- The problem: Reproduce the entries word for word, and omit any picture you find in them.

- Supplied data:
#####

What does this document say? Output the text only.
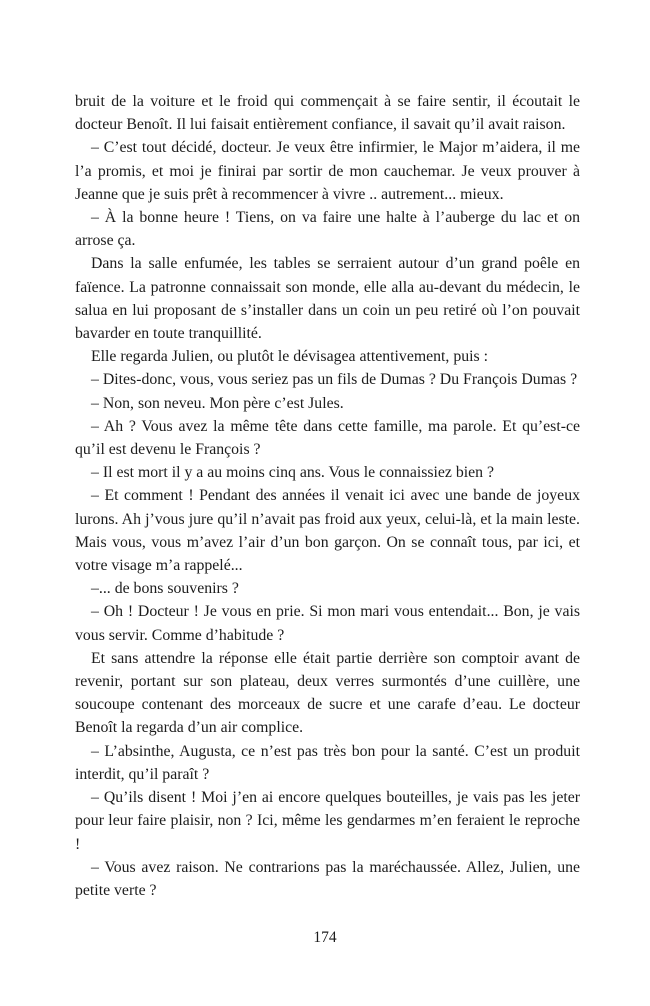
bruit de la voiture et le froid qui commençait à se faire sentir, il écoutait le docteur Benoît. Il lui faisait entièrement confiance, il savait qu’il avait raison.

– C’est tout décidé, docteur. Je veux être infirmier, le Major m’aidera, il me l’a promis, et moi je finirai par sortir de mon cauchemar. Je veux prouver à Jeanne que je suis prêt à recommencer à vivre .. autrement... mieux.

– À la bonne heure ! Tiens, on va faire une halte à l’auberge du lac et on arrose ça.

Dans la salle enfumée, les tables se serraient autour d’un grand poêle en faïence. La patronne connaissait son monde, elle alla au-devant du médecin, le salua en lui proposant de s’installer dans un coin un peu retiré où l’on pouvait bavarder en toute tranquillité.

Elle regarda Julien, ou plutôt le dévisagea attentivement, puis :

– Dites-donc, vous, vous seriez pas un fils de Dumas ? Du François Dumas ?

– Non, son neveu. Mon père c’est Jules.

– Ah ? Vous avez la même tête dans cette famille, ma parole. Et qu’est-ce qu’il est devenu le François ?

– Il est mort il y a au moins cinq ans. Vous le connaissiez bien ?

– Et comment ! Pendant des années il venait ici avec une bande de joyeux lurons. Ah j’vous jure qu’il n’avait pas froid aux yeux, celui-là, et la main leste. Mais vous, vous m’avez l’air d’un bon garçon. On se connaît tous, par ici, et votre visage m’a rappelé...

–... de bons souvenirs ?

– Oh ! Docteur ! Je vous en prie. Si mon mari vous entendait... Bon, je vais vous servir. Comme d’habitude ?

Et sans attendre la réponse elle était partie derrière son comptoir avant de revenir, portant sur son plateau, deux verres surmontés d’une cuillère, une soucoupe contenant des morceaux de sucre et une carafe d’eau. Le docteur Benoît la regarda d’un air complice.

– L’absinthe, Augusta, ce n’est pas très bon pour la santé. C’est un produit interdit, qu’il paraît ?

– Qu’ils disent ! Moi j’en ai encore quelques bouteilles, je vais pas les jeter pour leur faire plaisir, non ? Ici, même les gendarmes m’en feraient le reproche !

– Vous avez raison. Ne contrarions pas la maréchaussée. Allez, Julien, une petite verte ?

174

#####

- Exercise answer:
What does this document say? Output the text only.
bruit de la voiture et le froid qui commençait à se faire sentir, il écoutait le docteur Benoît. Il lui faisait entièrement confiance, il savait qu’il avait raison.

– C’est tout décidé, docteur. Je veux être infirmier, le Major m’aidera, il me l’a promis, et moi je finirai par sortir de mon cauchemar. Je veux prouver à Jeanne que je suis prêt à recommencer à vivre .. autrement... mieux.

– À la bonne heure ! Tiens, on va faire une halte à l’auberge du lac et on arrose ça.

Dans la salle enfumée, les tables se serraient autour d’un grand poêle en faïence. La patronne connaissait son monde, elle alla au-devant du médecin, le salua en lui proposant de s’installer dans un coin un peu retiré où l’on pouvait bavarder en toute tranquillité.

Elle regarda Julien, ou plutôt le dévisagea attentivement, puis :

– Dites-donc, vous, vous seriez pas un fils de Dumas ? Du François Dumas ?

– Non, son neveu. Mon père c’est Jules.

– Ah ? Vous avez la même tête dans cette famille, ma parole. Et qu’est-ce qu’il est devenu le François ?

– Il est mort il y a au moins cinq ans. Vous le connaissiez bien ?

– Et comment ! Pendant des années il venait ici avec une bande de joyeux lurons. Ah j’vous jure qu’il n’avait pas froid aux yeux, celui-là, et la main leste. Mais vous, vous m’avez l’air d’un bon garçon. On se connaît tous, par ici, et votre visage m’a rappelé...

–... de bons souvenirs ?

– Oh ! Docteur ! Je vous en prie. Si mon mari vous entendait... Bon, je vais vous servir. Comme d’habitude ?

Et sans attendre la réponse elle était partie derrière son comptoir avant de revenir, portant sur son plateau, deux verres surmontés d’une cuillère, une soucoupe contenant des morceaux de sucre et une carafe d’eau. Le docteur Benoît la regarda d’un air complice.

– L’absinthe, Augusta, ce n’est pas très bon pour la santé. C’est un produit interdit, qu’il paraît ?

– Qu’ils disent ! Moi j’en ai encore quelques bouteilles, je vais pas les jeter pour leur faire plaisir, non ? Ici, même les gendarmes m’en feraient le reproche !

– Vous avez raison. Ne contrarions pas la maréchaussée. Allez, Julien, une petite verte ?

174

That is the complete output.